Instructions for the task: Transcribe the listing in full, excluding any pictures.

Dataset items
* Start *

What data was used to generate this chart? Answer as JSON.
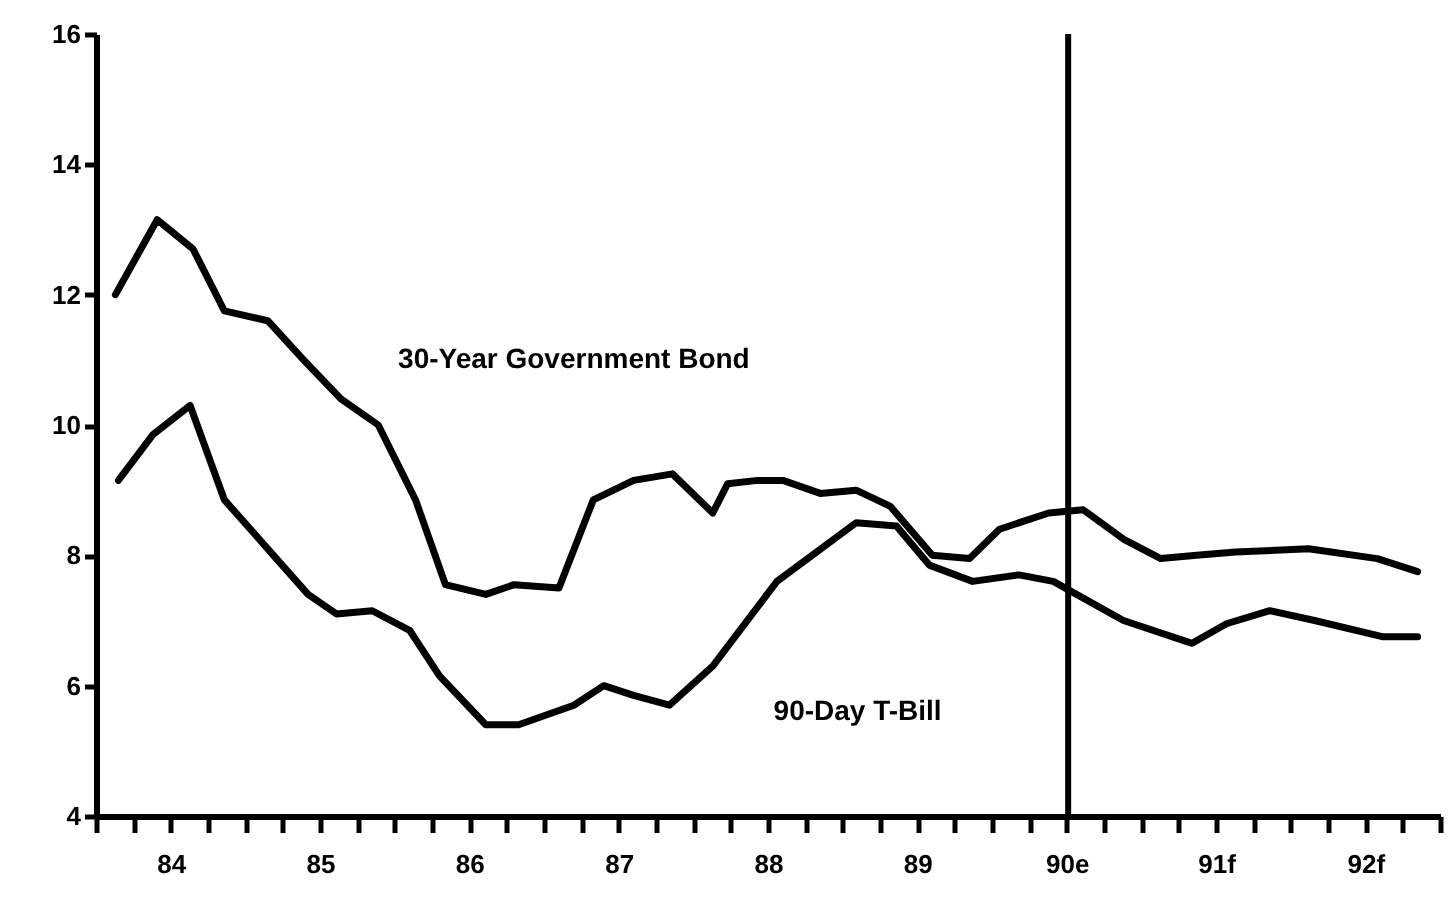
{
  "chart_data": {
    "type": "line",
    "xlim": [
      83.5,
      92.5
    ],
    "ylim": [
      4,
      16
    ],
    "yticks": [
      4,
      6,
      8,
      10,
      12,
      14,
      16
    ],
    "xticks": [
      {
        "value": 83.5,
        "label": null
      },
      {
        "value": 83.75,
        "label": null
      },
      84,
      {
        "value": 84.25,
        "label": null
      },
      {
        "value": 84.5,
        "label": null
      },
      {
        "value": 84.75,
        "label": null
      },
      85,
      {
        "value": 85.25,
        "label": null
      },
      {
        "value": 85.5,
        "label": null
      },
      {
        "value": 85.75,
        "label": null
      },
      86,
      {
        "value": 86.25,
        "label": null
      },
      {
        "value": 86.5,
        "label": null
      },
      {
        "value": 86.75,
        "label": null
      },
      87,
      {
        "value": 87.25,
        "label": null
      },
      {
        "value": 87.5,
        "label": null
      },
      {
        "value": 87.75,
        "label": null
      },
      88,
      {
        "value": 88.25,
        "label": null
      },
      {
        "value": 88.5,
        "label": null
      },
      {
        "value": 88.75,
        "label": null
      },
      89,
      {
        "value": 89.25,
        "label": null
      },
      {
        "value": 89.5,
        "label": null
      },
      {
        "value": 89.75,
        "label": null
      },
      {
        "value": 90,
        "label": "90e"
      },
      {
        "value": 90.25,
        "label": null
      },
      {
        "value": 90.5,
        "label": null
      },
      {
        "value": 90.75,
        "label": null
      },
      {
        "value": 91,
        "label": "91f"
      },
      {
        "value": 91.25,
        "label": null
      },
      {
        "value": 91.5,
        "label": null
      },
      {
        "value": 91.75,
        "label": null
      },
      {
        "value": 92,
        "label": "92f"
      },
      {
        "value": 92.25,
        "label": null
      },
      {
        "value": 92.5,
        "label": null
      }
    ],
    "ref_lines": [
      {
        "axis": "x",
        "value": 90.01,
        "color": "#000000"
      }
    ],
    "series": [
      {
        "name": "30-Year Government Bond",
        "color": "#000000",
        "x": [
          83.63,
          83.91,
          84.15,
          84.36,
          84.65,
          84.89,
          85.14,
          85.39,
          85.64,
          85.84,
          86.11,
          86.3,
          86.6,
          86.83,
          87.1,
          87.36,
          87.63,
          87.73,
          87.93,
          88.1,
          88.35,
          88.59,
          88.82,
          89.1,
          89.35,
          89.55,
          89.88,
          90.11,
          90.38,
          90.63,
          90.87,
          91.13,
          91.62,
          92.08,
          92.35
        ],
        "values": [
          12.0,
          13.15,
          12.7,
          11.75,
          11.6,
          11.0,
          10.4,
          10.0,
          8.85,
          7.55,
          7.4,
          7.55,
          7.5,
          8.85,
          9.15,
          9.25,
          8.65,
          9.1,
          9.15,
          9.15,
          8.95,
          9.0,
          8.75,
          8.0,
          7.95,
          8.4,
          8.65,
          8.7,
          8.25,
          7.95,
          8.0,
          8.05,
          8.1,
          7.95,
          7.75
        ]
      },
      {
        "name": "90-Day T-Bill",
        "color": "#000000",
        "x": [
          83.65,
          83.88,
          84.13,
          84.36,
          84.65,
          84.92,
          85.11,
          85.35,
          85.6,
          85.8,
          86.11,
          86.33,
          86.7,
          86.9,
          87.1,
          87.34,
          87.63,
          88.06,
          88.59,
          88.86,
          89.08,
          89.37,
          89.68,
          89.91,
          90.38,
          90.84,
          91.07,
          91.36,
          91.66,
          92.12,
          92.35
        ],
        "values": [
          9.15,
          9.85,
          10.3,
          8.85,
          8.1,
          7.4,
          7.1,
          7.15,
          6.85,
          6.15,
          5.4,
          5.4,
          5.7,
          6.0,
          5.85,
          5.7,
          6.3,
          7.6,
          8.5,
          8.45,
          7.85,
          7.6,
          7.7,
          7.6,
          7.0,
          6.65,
          6.95,
          7.15,
          7.0,
          6.75,
          6.75
        ]
      }
    ]
  }
}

* End *

Final result:
What data was used to generate this chart? Answer as JSON.
{
  "chart_data": {
    "type": "line",
    "xlim": [
      83.5,
      92.5
    ],
    "ylim": [
      4,
      16
    ],
    "yticks": [
      4,
      6,
      8,
      10,
      12,
      14,
      16
    ],
    "xticks": [
      {
        "value": 83.5,
        "label": null
      },
      {
        "value": 83.75,
        "label": null
      },
      84,
      {
        "value": 84.25,
        "label": null
      },
      {
        "value": 84.5,
        "label": null
      },
      {
        "value": 84.75,
        "label": null
      },
      85,
      {
        "value": 85.25,
        "label": null
      },
      {
        "value": 85.5,
        "label": null
      },
      {
        "value": 85.75,
        "label": null
      },
      86,
      {
        "value": 86.25,
        "label": null
      },
      {
        "value": 86.5,
        "label": null
      },
      {
        "value": 86.75,
        "label": null
      },
      87,
      {
        "value": 87.25,
        "label": null
      },
      {
        "value": 87.5,
        "label": null
      },
      {
        "value": 87.75,
        "label": null
      },
      88,
      {
        "value": 88.25,
        "label": null
      },
      {
        "value": 88.5,
        "label": null
      },
      {
        "value": 88.75,
        "label": null
      },
      89,
      {
        "value": 89.25,
        "label": null
      },
      {
        "value": 89.5,
        "label": null
      },
      {
        "value": 89.75,
        "label": null
      },
      {
        "value": 90,
        "label": "90e"
      },
      {
        "value": 90.25,
        "label": null
      },
      {
        "value": 90.5,
        "label": null
      },
      {
        "value": 90.75,
        "label": null
      },
      {
        "value": 91,
        "label": "91f"
      },
      {
        "value": 91.25,
        "label": null
      },
      {
        "value": 91.5,
        "label": null
      },
      {
        "value": 91.75,
        "label": null
      },
      {
        "value": 92,
        "label": "92f"
      },
      {
        "value": 92.25,
        "label": null
      },
      {
        "value": 92.5,
        "label": null
      }
    ],
    "ref_lines": [
      {
        "axis": "x",
        "value": 90.01,
        "color": "#000000"
      }
    ],
    "series": [
      {
        "name": "30-Year Government Bond",
        "color": "#000000",
        "x": [
          83.63,
          83.91,
          84.15,
          84.36,
          84.65,
          84.89,
          85.14,
          85.39,
          85.64,
          85.84,
          86.11,
          86.3,
          86.6,
          86.83,
          87.1,
          87.36,
          87.63,
          87.73,
          87.93,
          88.1,
          88.35,
          88.59,
          88.82,
          89.1,
          89.35,
          89.55,
          89.88,
          90.11,
          90.38,
          90.63,
          90.87,
          91.13,
          91.62,
          92.08,
          92.35
        ],
        "values": [
          12.0,
          13.15,
          12.7,
          11.75,
          11.6,
          11.0,
          10.4,
          10.0,
          8.85,
          7.55,
          7.4,
          7.55,
          7.5,
          8.85,
          9.15,
          9.25,
          8.65,
          9.1,
          9.15,
          9.15,
          8.95,
          9.0,
          8.75,
          8.0,
          7.95,
          8.4,
          8.65,
          8.7,
          8.25,
          7.95,
          8.0,
          8.05,
          8.1,
          7.95,
          7.75
        ]
      },
      {
        "name": "90-Day T-Bill",
        "color": "#000000",
        "x": [
          83.65,
          83.88,
          84.13,
          84.36,
          84.65,
          84.92,
          85.11,
          85.35,
          85.6,
          85.8,
          86.11,
          86.33,
          86.7,
          86.9,
          87.1,
          87.34,
          87.63,
          88.06,
          88.59,
          88.86,
          89.08,
          89.37,
          89.68,
          89.91,
          90.38,
          90.84,
          91.07,
          91.36,
          91.66,
          92.12,
          92.35
        ],
        "values": [
          9.15,
          9.85,
          10.3,
          8.85,
          8.1,
          7.4,
          7.1,
          7.15,
          6.85,
          6.15,
          5.4,
          5.4,
          5.7,
          6.0,
          5.85,
          5.7,
          6.3,
          7.6,
          8.5,
          8.45,
          7.85,
          7.6,
          7.7,
          7.6,
          7.0,
          6.65,
          6.95,
          7.15,
          7.0,
          6.75,
          6.75
        ]
      }
    ]
  }
}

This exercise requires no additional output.